▶ TASK INSTRUCTIONS
Keep only those lines of the records that include the string "тренировочные".

▶ RECORD LIST
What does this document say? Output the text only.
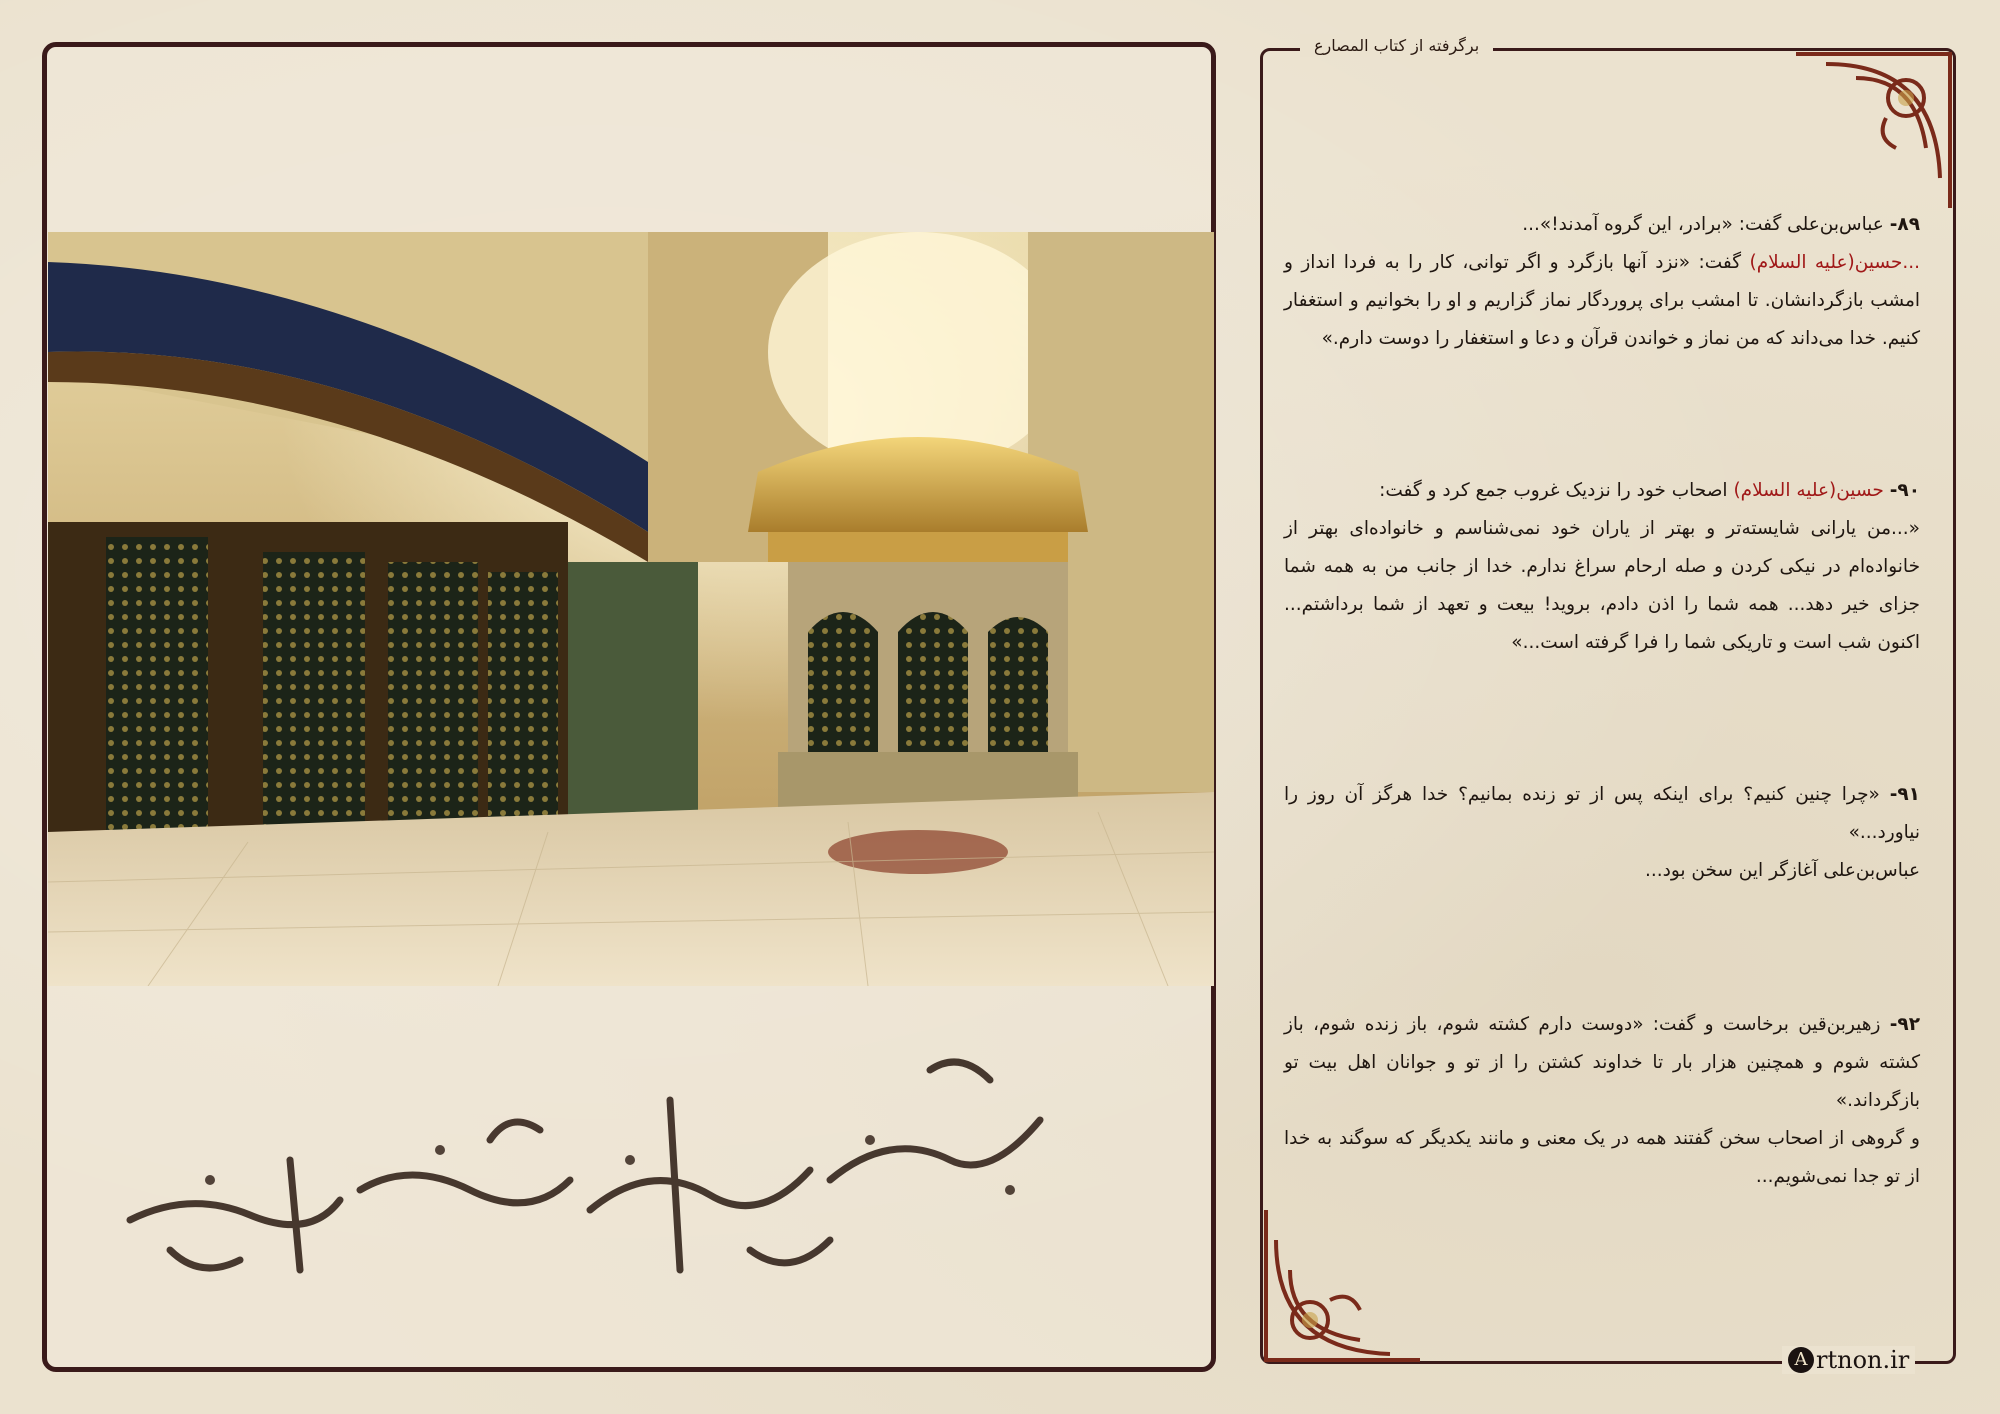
برگرفته از کتاب المصارع

۸۹- عباس‌بن‌علی گفت: «برادر، این گروه آمدند!»...

...حسین(علیه السلام) گفت: «نزد آنها بازگرد و اگر توانی، کار را به فردا انداز و امشب بازگردانشان. تا امشب برای پروردگار نماز گزاریم و او را بخوانیم و استغفار کنیم. خدا می‌داند که من نماز و خواندن قرآن و دعا و استغفار را دوست دارم.»

۹۰- حسین(علیه السلام) اصحاب خود را نزدیک غروب جمع کرد و گفت:

«...من یارانی شایسته‌تر و بهتر از یاران خود نمی‌شناسم و خانواده‌ای بهتر از خانواده‌ام در نیکی کردن و صله ارحام سراغ ندارم. خدا از جانب من به همه شما جزای خیر دهد... همه شما را اذن دادم، بروید! بیعت و تعهد از شما برداشتم... اکنون شب است و تاریکی شما را فرا گرفته است...»

۹۱- «چرا چنین کنیم؟ برای اینکه پس از تو زنده بمانیم؟ خدا هرگز آن روز را نیاورد...»

عباس‌بن‌علی آغازگر این سخن بود...

۹۲- زهیربن‌قین برخاست و گفت: «دوست دارم کشته شوم، باز زنده شوم، باز کشته شوم و همچنین هزار بار تا خداوند کشتن را از تو و جوانان اهل بیت تو بازگرداند.»

و گروهی از اصحاب سخن گفتند همه در یک معنی و مانند یکدیگر که سوگند به خدا از تو جدا نمی‌شویم...

A rtnon.ir
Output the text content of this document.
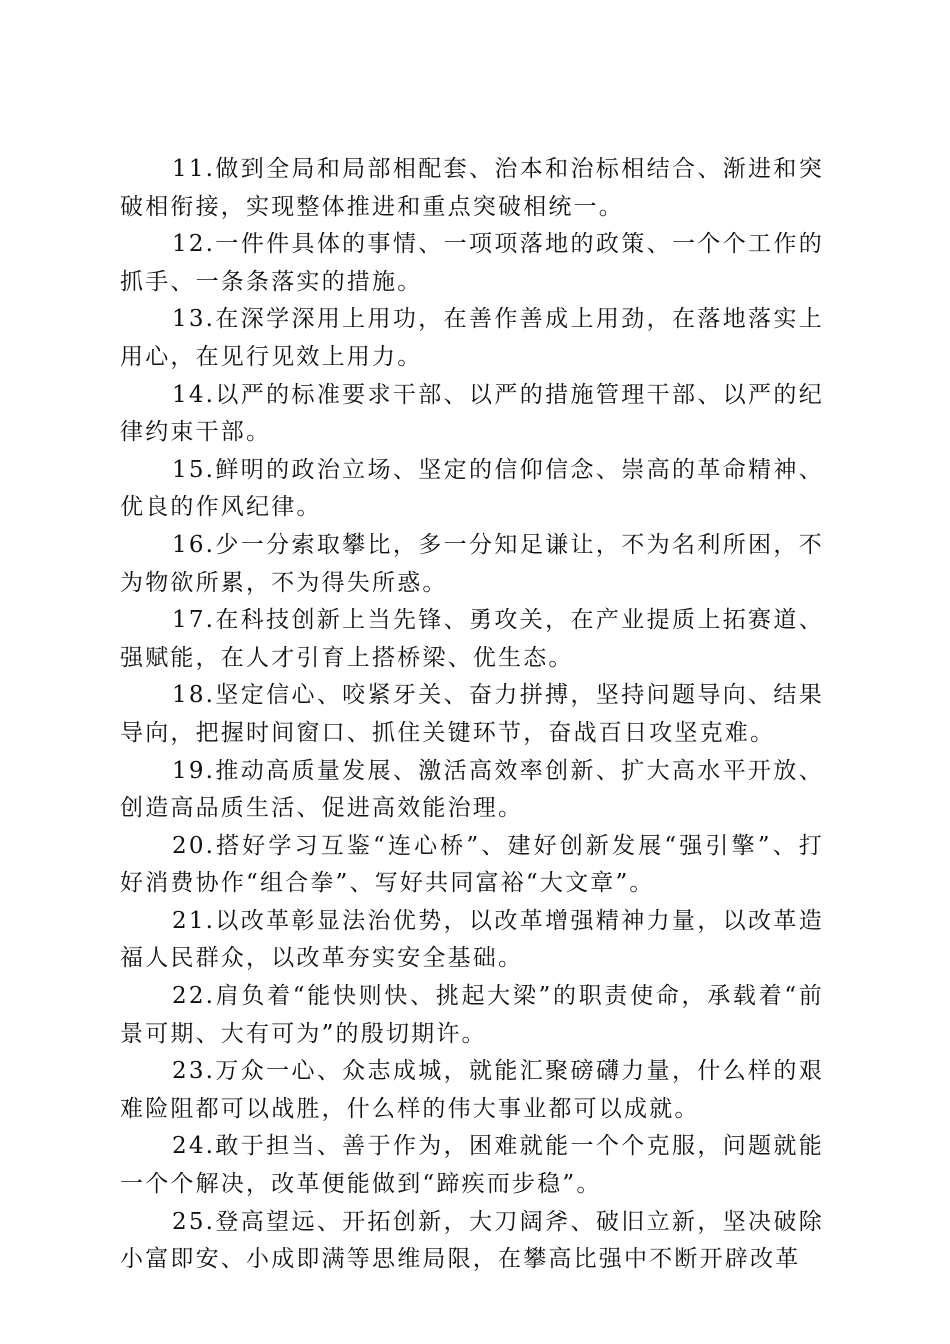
11.做到全局和局部相配套、治本和治标相结合、渐进和突破相衔接，实现整体推进和重点突破相统一。

12.一件件具体的事情、一项项落地的政策、一个个工作的抓手、一条条落实的措施。

13.在深学深用上用功，在善作善成上用劲，在落地落实上用心，在见行见效上用力。

14.以严的标准要求干部、以严的措施管理干部、以严的纪律约束干部。

15.鲜明的政治立场、坚定的信仰信念、崇高的革命精神、优良的作风纪律。

16.少一分索取攀比，多一分知足谦让，不为名利所困，不为物欲所累，不为得失所惑。

17.在科技创新上当先锋、勇攻关，在产业提质上拓赛道、强赋能，在人才引育上搭桥梁、优生态。

18.坚定信心、咬紧牙关、奋力拼搏，坚持问题导向、结果导向，把握时间窗口、抓住关键环节，奋战百日攻坚克难。

19.推动高质量发展、激活高效率创新、扩大高水平开放、创造高品质生活、促进高效能治理。

20.搭好学习互鉴“连心桥”、建好创新发展“强引擎”、打好消费协作“组合拳”、写好共同富裕“大文章”。

21.以改革彰显法治优势，以改革增强精神力量，以改革造福人民群众，以改革夯实安全基础。

22.肩负着“能快则快、挑起大梁”的职责使命，承载着“前景可期、大有可为”的殷切期许。

23.万众一心、众志成城，就能汇聚磅礴力量，什么样的艰难险阻都可以战胜，什么样的伟大事业都可以成就。

24.敢于担当、善于作为，困难就能一个个克服，问题就能一个个解决，改革便能做到“蹄疾而步稳”。

25.登高望远、开拓创新，大刀阔斧、破旧立新，坚决破除小富即安、小成即满等思维局限，在攀高比强中不断开辟改革
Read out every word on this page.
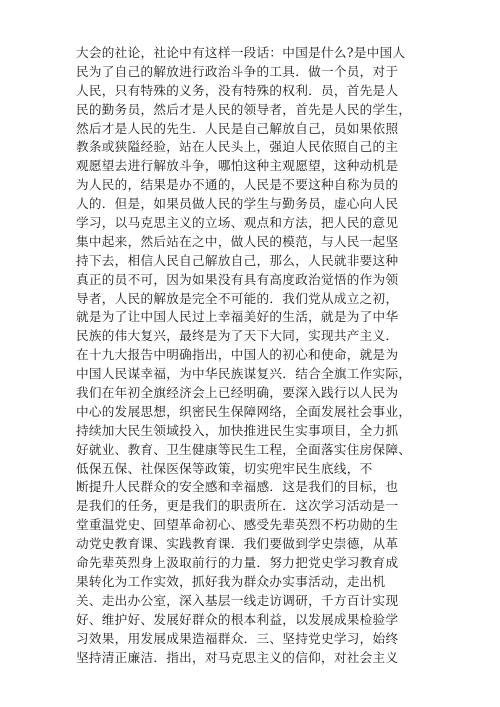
大会的社论，社论中有这样一段话：中国是什么?是中国人
民为了自己的解放进行政治斗争的工具．做一个员，对于
人民，只有特殊的义务，没有特殊的权利．员，首先是人
民的勤务员，然后才是人民的领导者，首先是人民的学生，
然后才是人民的先生．人民是自己解放自己，员如果依照
教条或狭隘经验，站在人民头上，强迫人民依照自己的主
观愿望去进行解放斗争，哪怕这种主观愿望，这种动机是
为人民的，结果是办不通的，人民是不要这种自称为员的
人的．但是，如果员做人民的学生与勤务员，虚心向人民
学习，以马克思主义的立场、观点和方法，把人民的意见
集中起来，然后站在之中，做人民的模范，与人民一起坚
持下去，相信人民自己解放自己，那么，人民就非要这种
真正的员不可，因为如果没有具有高度政治觉悟的作为领
导者，人民的解放是完全不可能的．我们党从成立之初，
就是为了让中国人民过上幸福美好的生活，就是为了中华
民族的伟大复兴，最终是为了天下大同，实现共产主义．
在十九大报告中明确指出，中国人的初心和使命，就是为
中国人民谋幸福，为中华民族谋复兴．结合全旗工作实际，
我们在年初全旗经济会上已经明确，要深入践行以人民为
中心的发展思想，织密民生保障网络，全面发展社会事业，
持续加大民生领域投入，加快推进民生实事项目，全力抓
好就业、教育、卫生健康等民生工程，全面落实住房保障、
低保五保、社保医保等政策，切实兜牢民生底线，不
断提升人民群众的安全感和幸福感．这是我们的目标，也
是我们的任务，更是我们的职责所在．这次学习活动是一
堂重温党史、回望革命初心、感受先辈英烈不朽功勋的生
动党史教育课、实践教育课．我们要做到学史崇德，从革
命先辈英烈身上汲取前行的力量．努力把党史学习教育成
果转化为工作实效，抓好我为群众办实事活动，走出机
关、走出办公室，深入基层一线走访调研，千方百计实现
好、维护好、发展好群众的根本利益，以发展成果检验学
习效果，用发展成果造福群众．三、坚持党史学习，始终
坚持清正廉洁．指出，对马克思主义的信仰，对社会主义
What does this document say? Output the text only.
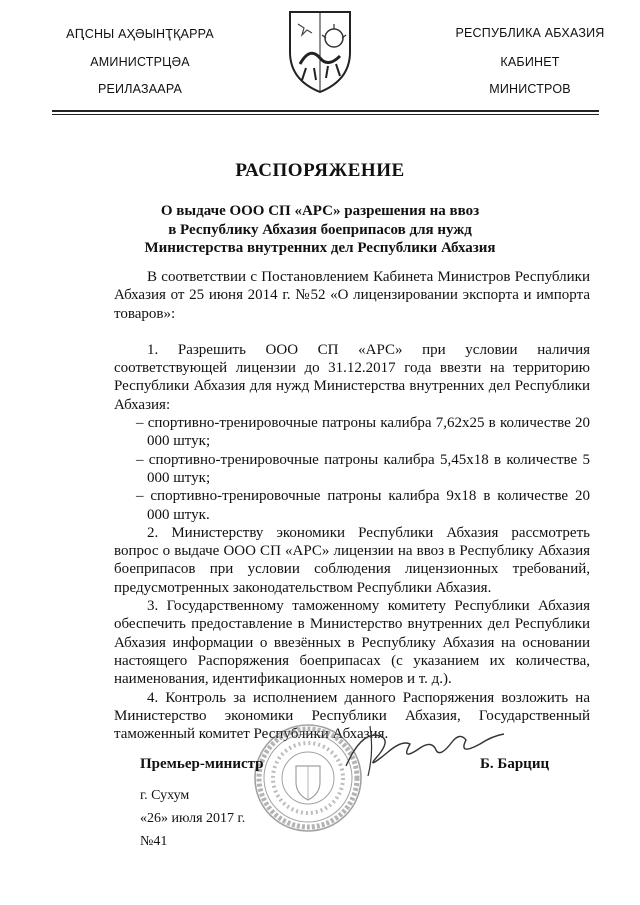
АԤСНЫ АҲӘЫНҬҚАРРА
АМИНИСТРЦӘА
РЕИЛАЗААРА
РЕСПУБЛИКА АБХАЗИЯ
КАБИНЕТ
МИНИСТРОВ
РАСПОРЯЖЕНИЕ
О выдаче ООО СП «АРС» разрешения на ввоз
в Республику Абхазия боеприпасов для нужд
Министерства внутренних дел Республики Абхазия

В соответствии с Постановлением Кабинета Министров Республики Абхазия от 25 июня 2014 г. №52 «О лицензировании экспорта и импорта товаров»:

1. Разрешить ООО СП «АРС» при условии наличия соответствующей лицензии до 31.12.2017 года ввезти на территорию Республики Абхазия для нужд Министерства внутренних дел Республики Абхазия:

– спортивно-тренировочные патроны калибра 7,62x25 в количестве 20 000 штук;

– спортивно-тренировочные патроны калибра 5,45x18 в количестве 5 000 штук;

– спортивно-тренировочные патроны калибра 9x18 в количестве 20 000 штук.

2. Министерству экономики Республики Абхазия рассмотреть вопрос о выдаче ООО СП «АРС» лицензии на ввоз в Республику Абхазия боеприпасов при условии соблюдения лицензионных требований, предусмотренных законодательством Республики Абхазия.

3. Государственному таможенному комитету Республики Абхазия обеспечить предоставление в Министерство внутренних дел Республики Абхазия информации о ввезённых в Республику Абхазия на основании настоящего Распоряжения боеприпасах (с указанием их количества, наименования, идентификационных номеров и т. д.).

4. Контроль за исполнением данного Распоряжения возложить на Министерство экономики Республики Абхазия, Государственный таможенный комитет Республики Абхазия.

Премьер-министр	Б. Барциц
г. Сухум
«26» июля 2017 г.
№41
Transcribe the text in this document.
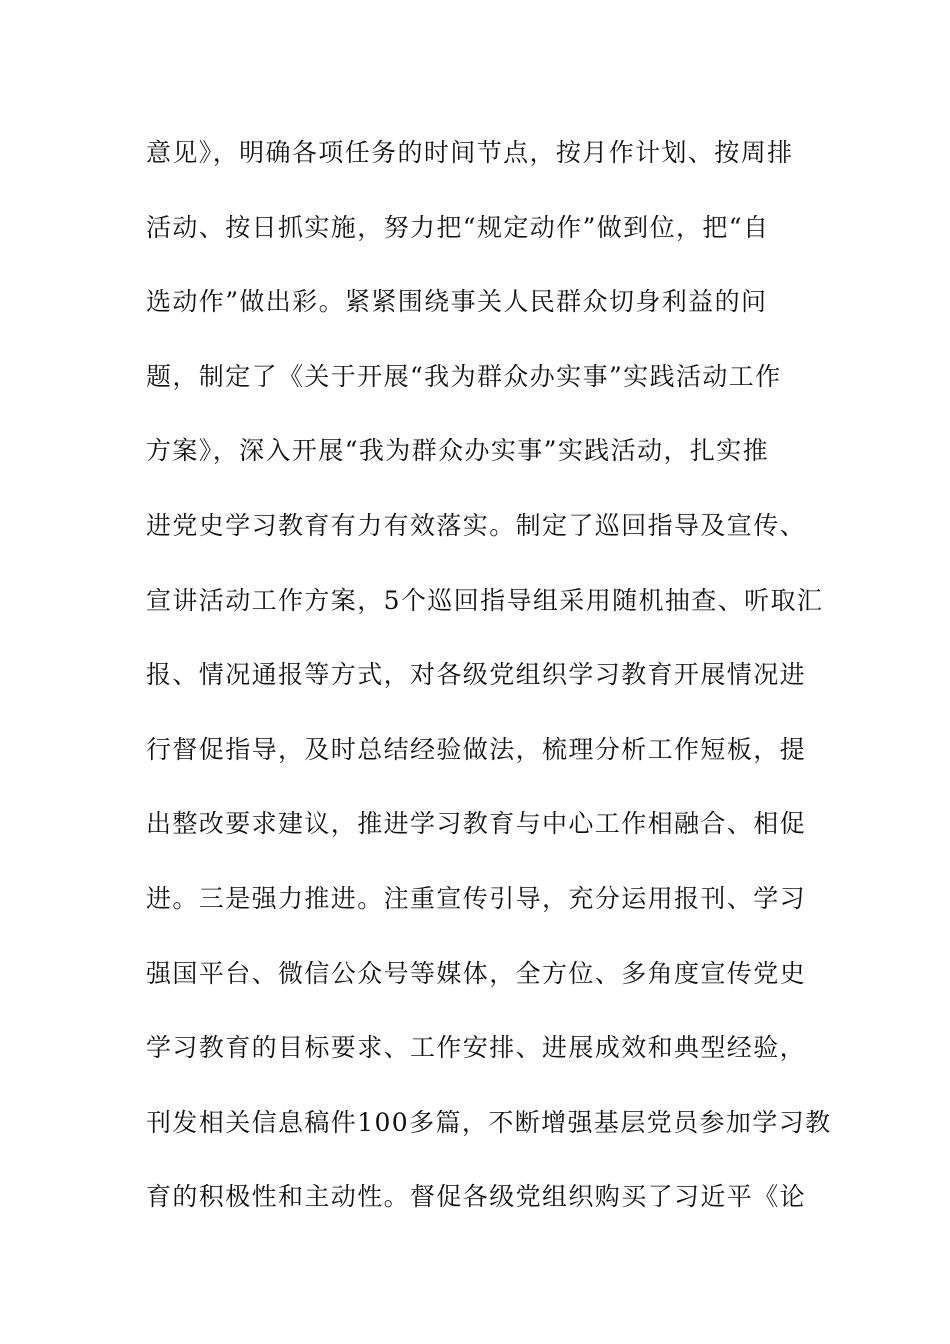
意见》，明确各项任务的时间节点，按月作计划、按周排
活动、按日抓实施，努力把“规定动作”做到位，把“自
选动作”做出彩。紧紧围绕事关人民群众切身利益的问
题，制定了《关于开展“我为群众办实事”实践活动工作
方案》，深入开展“我为群众办实事”实践活动，扎实推
进党史学习教育有力有效落实。制定了巡回指导及宣传、
宣讲活动工作方案，5个巡回指导组采用随机抽查、听取汇
报、情况通报等方式，对各级党组织学习教育开展情况进
行督促指导，及时总结经验做法，梳理分析工作短板，提
出整改要求建议，推进学习教育与中心工作相融合、相促
进。三是强力推进。注重宣传引导，充分运用报刊、学习
强国平台、微信公众号等媒体，全方位、多角度宣传党史
学习教育的目标要求、工作安排、进展成效和典型经验，
刊发相关信息稿件100多篇，不断增强基层党员参加学习教
育的积极性和主动性。督促各级党组织购买了习近平《论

▶ REPLY TO THE EXERCISE
– спортивно-тренировочные патроны калибра 7,62x25 в количестве 20 000 штук;
– спортивно-тренировочные патроны калибра 5,45x18 в количестве 5 000 штук;
– спортивно-тренировочные патроны калибра 9x18 в количестве 20 000 штук.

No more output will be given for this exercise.